> _Tarea a realizar_: Duplica tal cual, sin ningún cambio, el tramo de los registros que empieza en la línea que contiene "legend-label: Nombre de décrocheurs total" y termina en la línea que contiene "data-label: 1 453 bbox=[777, 161, 815, 178]", con ambas incluidas.

> _Registros de anotación de regiones_:
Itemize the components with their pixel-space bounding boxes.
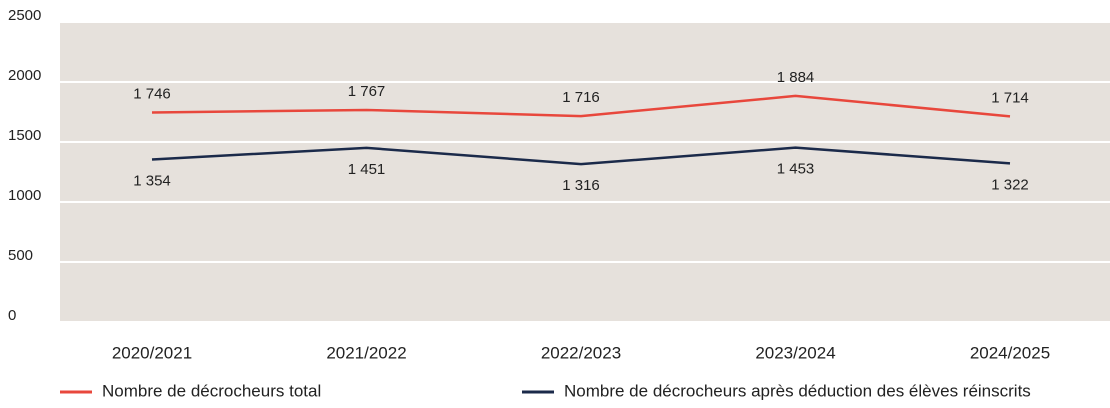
legend-label: Nombre de décrocheurs total bbox=[102, 381, 321, 400]
y-tick-label: 2000 bbox=[8, 67, 41, 84]
data-label: 1 322 bbox=[991, 176, 1029, 193]
series-line bbox=[151, 146, 1011, 166]
x-tick-label: 2020/2021 bbox=[112, 343, 192, 362]
plot-area bbox=[60, 22, 1110, 322]
data-label: 1 767 bbox=[348, 83, 386, 100]
x-tick-label: 2022/2023 bbox=[541, 343, 621, 362]
x-tick-label: 2021/2022 bbox=[326, 343, 406, 362]
y-tick-label: 1000 bbox=[8, 187, 41, 204]
legend-label: Nombre de décrocheurs après déduction de… bbox=[564, 381, 1031, 400]
x-tick-label: 2024/2025 bbox=[970, 343, 1050, 362]
y-tick-label: 1500 bbox=[8, 127, 41, 144]
data-label: 1 884 bbox=[777, 69, 815, 86]
y-tick-label: 2500 bbox=[8, 7, 41, 24]
data-label: 1 451 bbox=[348, 161, 386, 178]
x-tick-label: 2023/2024 bbox=[755, 343, 835, 362]
y-tick-label: 0 bbox=[8, 307, 16, 324]
data-label: 1 746 bbox=[133, 85, 171, 102]
series-line bbox=[151, 94, 1011, 118]
data-label: 1 453 bbox=[777, 161, 815, 178]
data-label: 1 354 bbox=[133, 172, 171, 189]
y-tick-label: 500 bbox=[8, 247, 33, 264]
data-label: 1 714 bbox=[991, 89, 1029, 106]
data-label: 1 716 bbox=[562, 89, 600, 106]
data-label: 1 316 bbox=[562, 177, 600, 194]
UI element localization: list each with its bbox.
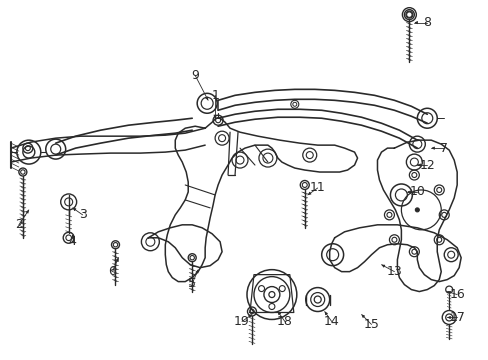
Text: 12: 12 [419,158,434,172]
Text: 16: 16 [448,288,464,301]
Text: 4: 4 [69,235,77,248]
Text: 13: 13 [386,265,402,278]
Text: 11: 11 [309,181,325,194]
Text: 10: 10 [408,185,425,198]
Text: 17: 17 [448,311,464,324]
Text: 18: 18 [276,315,292,328]
Text: 14: 14 [323,315,339,328]
Text: 2: 2 [15,218,23,231]
Text: 19: 19 [234,315,249,328]
Text: 1: 1 [211,89,219,102]
Text: 15: 15 [363,318,379,331]
Text: 9: 9 [191,69,199,82]
Text: 7: 7 [439,141,447,155]
Text: 6: 6 [108,265,116,278]
Text: 3: 3 [79,208,86,221]
Text: 5: 5 [188,277,196,290]
Text: 8: 8 [423,16,430,29]
Circle shape [414,208,419,212]
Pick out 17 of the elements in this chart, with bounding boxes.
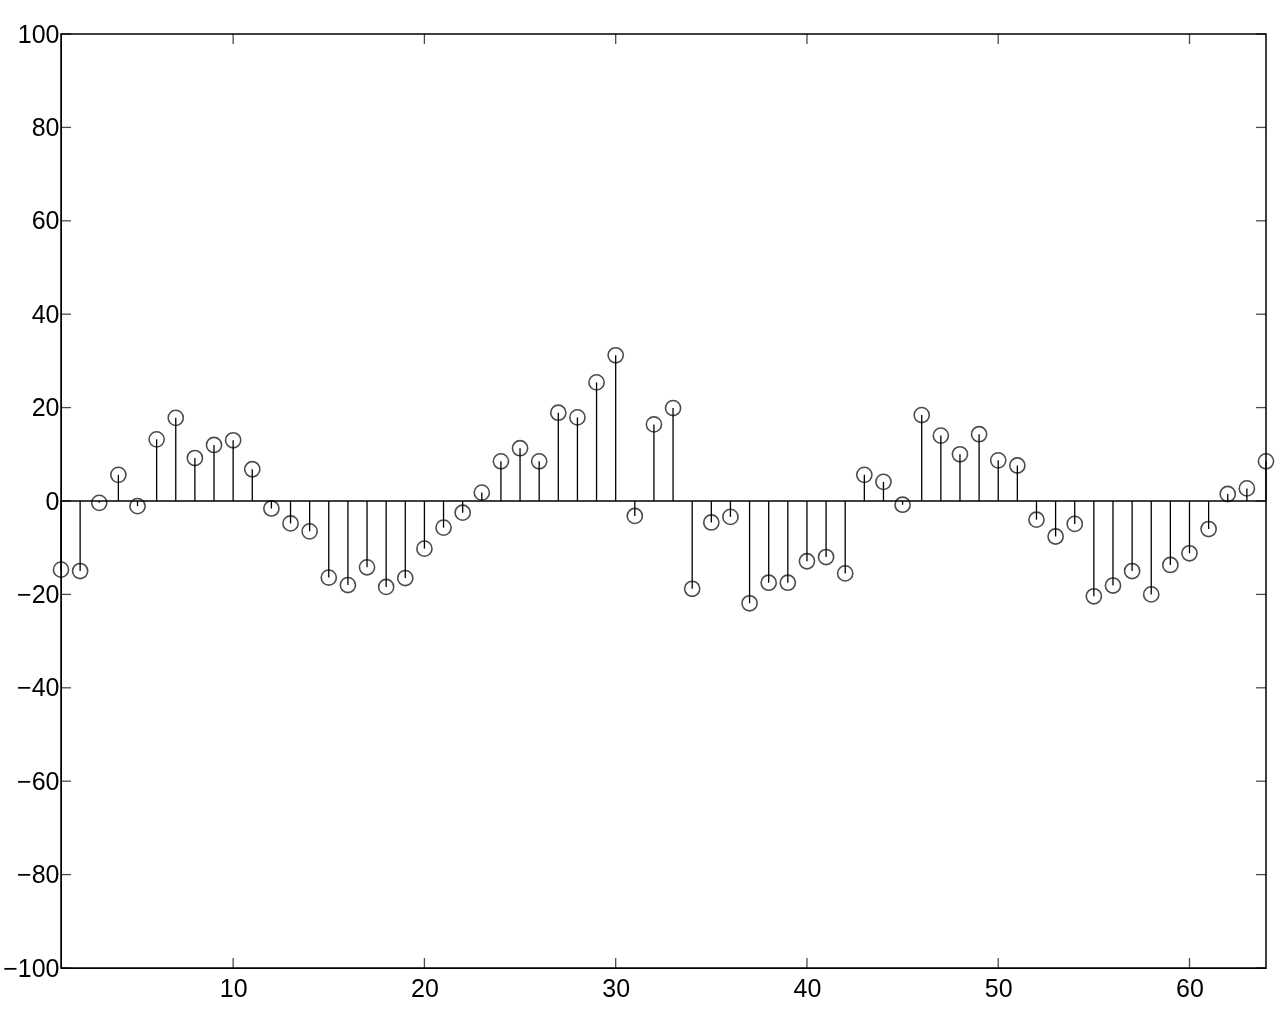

> _Respuesta_:
legend-label: Nombre de décrocheurs total bbox=[102, 381, 321, 400]
y-tick-label: 2000 bbox=[8, 67, 41, 84]
data-label: 1 322 bbox=[991, 176, 1029, 193]
series-line bbox=[151, 146, 1011, 166]
x-tick-label: 2020/2021 bbox=[112, 343, 192, 362]
plot-area bbox=[60, 22, 1110, 322]
data-label: 1 767 bbox=[348, 83, 386, 100]
x-tick-label: 2022/2023 bbox=[541, 343, 621, 362]
x-tick-label: 2021/2022 bbox=[326, 343, 406, 362]
y-tick-label: 1000 bbox=[8, 187, 41, 204]
legend-label: Nombre de décrocheurs après déduction de… bbox=[564, 381, 1031, 400]
x-tick-label: 2024/2025 bbox=[970, 343, 1050, 362]
y-tick-label: 1500 bbox=[8, 127, 41, 144]
data-label: 1 884 bbox=[777, 69, 815, 86]
y-tick-label: 2500 bbox=[8, 7, 41, 24]
data-label: 1 451 bbox=[348, 161, 386, 178]
x-tick-label: 2023/2024 bbox=[755, 343, 835, 362]
y-tick-label: 0 bbox=[8, 307, 16, 324]
data-label: 1 746 bbox=[133, 85, 171, 102]
series-line bbox=[151, 94, 1011, 118]
data-label: 1 453 bbox=[777, 161, 815, 178]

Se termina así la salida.